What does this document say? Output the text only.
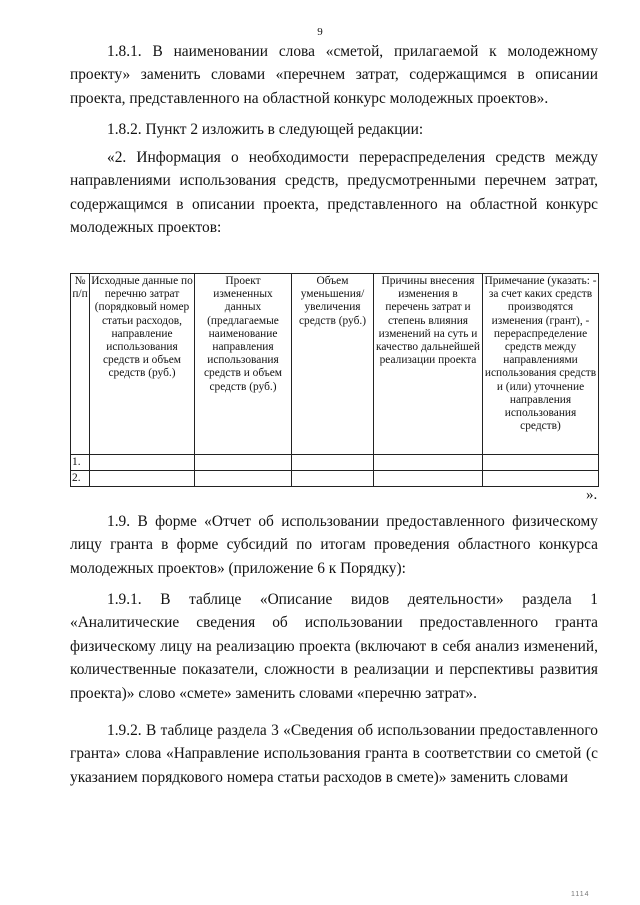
9

1.8.1. В наименовании слова «сметой, прилагаемой к молодежному проекту» заменить словами «перечнем затрат, содержащимся в описании проекта, представленного на областной конкурс молодежных проектов».

1.8.2. Пункт 2 изложить в следующей редакции:

«2. Информация о необходимости перераспределения средств между направлениями использования средств, предусмотренными перечнем затрат, содержащимся в описании проекта, представленного на областной конкурс молодежных проектов:

№ п/п	Исходные данные по перечню затрат (порядковый номер статьи расходов, направление использования средств и объем средств (руб.)	Проект измененных данных (предлагаемые наименование направления использования средств и объем средств (руб.)	Объем уменьшения/ увеличения средств (руб.)	Причины внесения изменения в перечень затрат и степень влияния изменений на суть и качество дальнейшей реализации проекта	Примечание (указать: - за счет каких средств производятся изменения (грант), - перераспределение средств между направлениями использования средств и (или) уточнение направления использования средств)
1.					
2.					
».

1.9. В форме «Отчет об использовании предоставленного физическому лицу гранта в форме субсидий по итогам проведения областного конкурса молодежных проектов» (приложение 6 к Порядку):

1.9.1. В таблице «Описание видов деятельности» раздела 1 «Аналитические сведения об использовании предоставленного гранта физическому лицу на реализацию проекта (включают в себя анализ изменений, количественные показатели, сложности в реализации и перспективы развития проекта)» слово «смете» заменить словами «перечню затрат».

1.9.2. В таблице раздела 3 «Сведения об использовании предоставленного гранта» слова «Направление использования гранта в соответствии со сметой (с указанием порядкового номера статьи расходов в смете)» заменить словами

1114
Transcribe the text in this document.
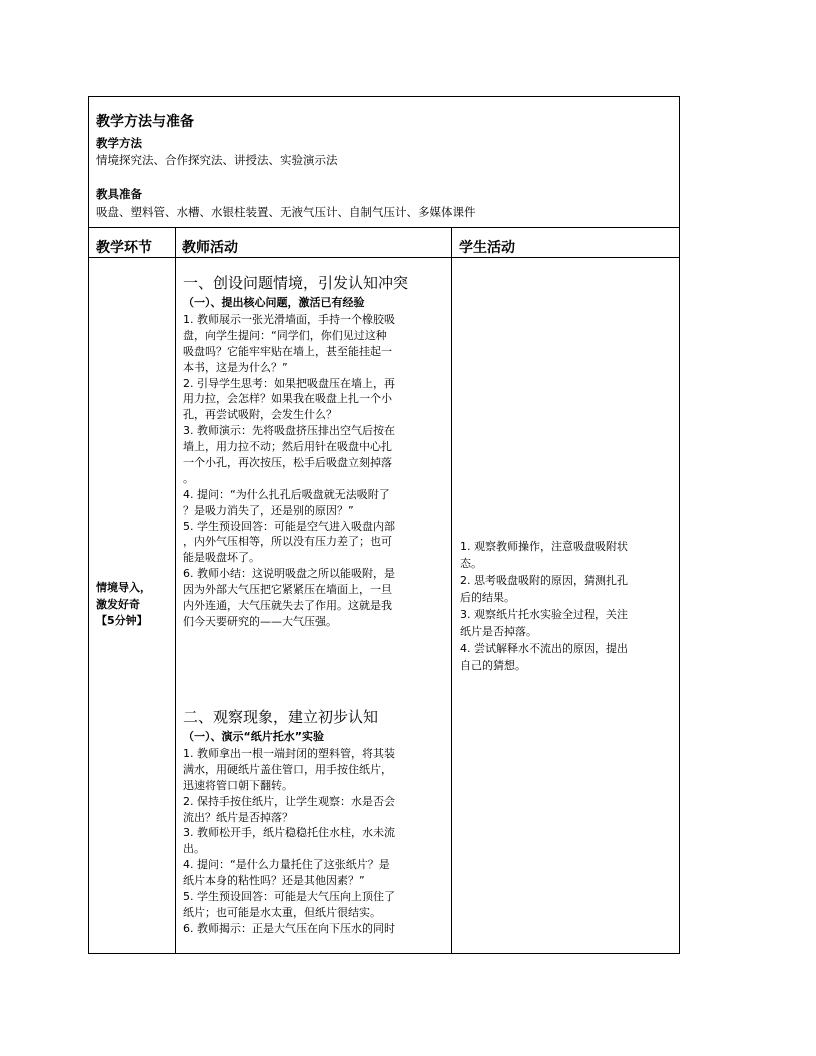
教学方法与准备
教学方法
情境探究法、合作探究法、讲授法、实验演示法
教具准备
吸盘、塑料管、水槽、水银柱装置、无液气压计、自制气压计、多媒体课件
教学环节 教师活动	学生活动
情境导入，
激发好奇
【5分钟】
一、创设问题情境，引发认知冲突
（一）、提出核心问题，激活已有经验
1. 教师展示一张光滑墙面，手持一个橡胶吸
盘，向学生提问：“同学们，你们见过这种
吸盘吗？它能牢牢贴在墙上，甚至能挂起一
本书，这是为什么？”
2. 引导学生思考：如果把吸盘压在墙上，再
用力拉，会怎样？如果我在吸盘上扎一个小
孔，再尝试吸附，会发生什么？
3. 教师演示：先将吸盘挤压排出空气后按在
墙上，用力拉不动；然后用针在吸盘中心扎
一个小孔，再次按压，松手后吸盘立刻掉落
。
4. 提问：“为什么扎孔后吸盘就无法吸附了
？是吸力消失了，还是别的原因？”
5. 学生预设回答：可能是空气进入吸盘内部
，内外气压相等，所以没有压力差了；也可
能是吸盘坏了。
6. 教师小结：这说明吸盘之所以能吸附，是
因为外部大气压把它紧紧压在墙面上，一旦
内外连通，大气压就失去了作用。这就是我
们今天要研究的——大气压强。
二、观察现象，建立初步认知
（一）、演示“纸片托水”实验
1. 教师拿出一根一端封闭的塑料管，将其装
满水，用硬纸片盖住管口，用手按住纸片，
迅速将管口朝下翻转。
2. 保持手按住纸片，让学生观察：水是否会
流出？纸片是否掉落？
3. 教师松开手，纸片稳稳托住水柱，水未流
出。
4. 提问：“是什么力量托住了这张纸片？是
纸片本身的粘性吗？还是其他因素？”
5. 学生预设回答：可能是大气压向上顶住了
纸片；也可能是水太重，但纸片很结实。
6. 教师揭示：正是大气压在向下压水的同时
1. 观察教师操作，注意吸盘吸附状
态。
2. 思考吸盘吸附的原因，猜测扎孔
后的结果。
3. 观察纸片托水实验全过程，关注
纸片是否掉落。
4. 尝试解释水不流出的原因，提出
自己的猜想。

+++++

• _Problem statement_
Reproduce the whole listing exactly, but not the images in it.

• _The result_
What does this document say? Output the text only.
9

1.8.1. В наименовании слова «сметой, прилагаемой к молодежному проекту» заменить словами «перечнем затрат, содержащимся в описании проекта, представленного на областной конкурс молодежных проектов».

1.8.2. Пункт 2 изложить в следующей редакции:

«2. Информация о необходимости перераспределения средств между направлениями использования средств, предусмотренными перечнем затрат, содержащимся в описании проекта, представленного на областной конкурс молодежных проектов:

№ п/п	Исходные данные по перечню затрат (порядковый номер статьи расходов, направление использования средств и объем средств (руб.)	Проект измененных данных (предлагаемые наименование направления использования средств и объем средств (руб.)	Объем уменьшения/ увеличения средств (руб.)	Причины внесения изменения в перечень затрат и степень влияния изменений на суть и качество дальнейшей реализации проекта	Примечание (указать: - за счет каких средств производятся изменения (грант), - перераспределение средств между направлениями использования средств и (или) уточнение направления использования средств)
1.					
2.					
».

1.9. В форме «Отчет об использовании предоставленного физическому лицу гранта в форме субсидий по итогам проведения областного конкурса молодежных проектов» (приложение 6 к Порядку):

1.9.1. В таблице «Описание видов деятельности» раздела 1 «Аналитические сведения об использовании предоставленного гранта физическому лицу на реализацию проекта (включают в себя анализ изменений, количественные показатели, сложности в реализации и перспективы развития проекта)» слово «смете» заменить словами «перечню затрат».

1.9.2. В таблице раздела 3 «Сведения об использовании предоставленного гранта» слова «Направление использования гранта в соответствии со сметой (с указанием порядкового номера статьи расходов в смете)» заменить словами

1114
Transcribe the text in this document.
教学方法与准备
教学方法
情境探究法、合作探究法、讲授法、实验演示法
教具准备
吸盘、塑料管、水槽、水银柱装置、无液气压计、自制气压计、多媒体课件
教学环节 教师活动	学生活动
情境导入，
激发好奇
【5分钟】
一、创设问题情境，引发认知冲突
（一）、提出核心问题，激活已有经验
1. 教师展示一张光滑墙面，手持一个橡胶吸
盘，向学生提问：“同学们，你们见过这种
吸盘吗？它能牢牢贴在墙上，甚至能挂起一
本书，这是为什么？”
2. 引导学生思考：如果把吸盘压在墙上，再
用力拉，会怎样？如果我在吸盘上扎一个小
孔，再尝试吸附，会发生什么？
3. 教师演示：先将吸盘挤压排出空气后按在
墙上，用力拉不动；然后用针在吸盘中心扎
一个小孔，再次按压，松手后吸盘立刻掉落
。
4. 提问：“为什么扎孔后吸盘就无法吸附了
？是吸力消失了，还是别的原因？”
5. 学生预设回答：可能是空气进入吸盘内部
，内外气压相等，所以没有压力差了；也可
能是吸盘坏了。
6. 教师小结：这说明吸盘之所以能吸附，是
因为外部大气压把它紧紧压在墙面上，一旦
内外连通，大气压就失去了作用。这就是我
们今天要研究的——大气压强。
二、观察现象，建立初步认知
（一）、演示“纸片托水”实验
1. 教师拿出一根一端封闭的塑料管，将其装
满水，用硬纸片盖住管口，用手按住纸片，
迅速将管口朝下翻转。
2. 保持手按住纸片，让学生观察：水是否会
流出？纸片是否掉落？
3. 教师松开手，纸片稳稳托住水柱，水未流
出。
4. 提问：“是什么力量托住了这张纸片？是
纸片本身的粘性吗？还是其他因素？”
5. 学生预设回答：可能是大气压向上顶住了
纸片；也可能是水太重，但纸片很结实。
6. 教师揭示：正是大气压在向下压水的同时
1. 观察教师操作，注意吸盘吸附状
态。
2. 思考吸盘吸附的原因，猜测扎孔
后的结果。
3. 观察纸片托水实验全过程，关注
纸片是否掉落。
4. 尝试解释水不流出的原因，提出
自己的猜想。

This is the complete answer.